— AIM OF THE EXERCISE —
Output each line exactly as it appears, skipping any embedded picture.

— Records excerpted from a collection —

* begin *

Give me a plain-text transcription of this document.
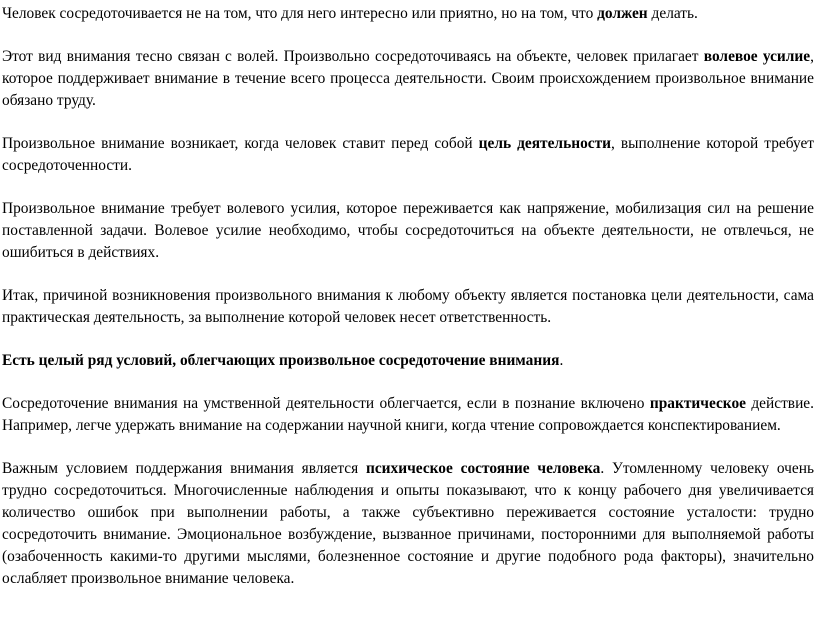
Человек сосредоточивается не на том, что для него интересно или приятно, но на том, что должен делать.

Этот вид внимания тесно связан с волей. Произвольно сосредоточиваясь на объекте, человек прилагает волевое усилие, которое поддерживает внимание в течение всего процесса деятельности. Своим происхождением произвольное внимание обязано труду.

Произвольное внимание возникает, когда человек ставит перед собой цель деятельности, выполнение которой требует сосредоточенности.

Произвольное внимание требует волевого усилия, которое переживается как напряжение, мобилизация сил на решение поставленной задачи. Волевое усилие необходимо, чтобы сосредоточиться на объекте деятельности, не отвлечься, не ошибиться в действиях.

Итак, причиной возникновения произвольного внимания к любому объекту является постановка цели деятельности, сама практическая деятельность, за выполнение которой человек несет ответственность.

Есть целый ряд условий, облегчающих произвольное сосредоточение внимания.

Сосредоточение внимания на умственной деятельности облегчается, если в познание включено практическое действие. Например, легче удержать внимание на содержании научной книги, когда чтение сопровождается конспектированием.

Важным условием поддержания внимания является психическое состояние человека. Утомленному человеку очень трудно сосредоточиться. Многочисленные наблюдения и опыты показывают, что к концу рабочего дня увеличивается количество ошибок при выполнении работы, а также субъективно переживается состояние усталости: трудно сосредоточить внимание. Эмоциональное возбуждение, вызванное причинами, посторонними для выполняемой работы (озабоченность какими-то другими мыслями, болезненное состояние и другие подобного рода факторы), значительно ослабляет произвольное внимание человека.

* end *

— REPLY —
Give me a plain-text transcription of this document.
Человек сосредоточивается не на том, что для него интересно или приятно, но на том, что должен делать.

Этот вид внимания тесно связан с волей. Произвольно сосредоточиваясь на объекте, человек прилагает волевое усилие, которое поддерживает внимание в течение всего процесса деятельности. Своим происхождением произвольное внимание обязано труду.

Произвольное внимание возникает, когда человек ставит перед собой цель деятельности, выполнение которой требует сосредоточенности.

Произвольное внимание требует волевого усилия, которое переживается как напряжение, мобилизация сил на решение поставленной задачи. Волевое усилие необходимо, чтобы сосредоточиться на объекте деятельности, не отвлечься, не ошибиться в действиях.

Итак, причиной возникновения произвольного внимания к любому объекту является постановка цели деятельности, сама практическая деятельность, за выполнение которой человек несет ответственность.

Есть целый ряд условий, облегчающих произвольное сосредоточение внимания.

Сосредоточение внимания на умственной деятельности облегчается, если в познание включено практическое действие. Например, легче удержать внимание на содержании научной книги, когда чтение сопровождается конспектированием.

Важным условием поддержания внимания является психическое состояние человека. Утомленному человеку очень трудно сосредоточиться. Многочисленные наблюдения и опыты показывают, что к концу рабочего дня увеличивается количество ошибок при выполнении работы, а также субъективно переживается состояние усталости: трудно сосредоточить внимание. Эмоциональное возбуждение, вызванное причинами, посторонними для выполняемой работы (озабоченность какими-то другими мыслями, болезненное состояние и другие подобного рода факторы), значительно ослабляет произвольное внимание человека.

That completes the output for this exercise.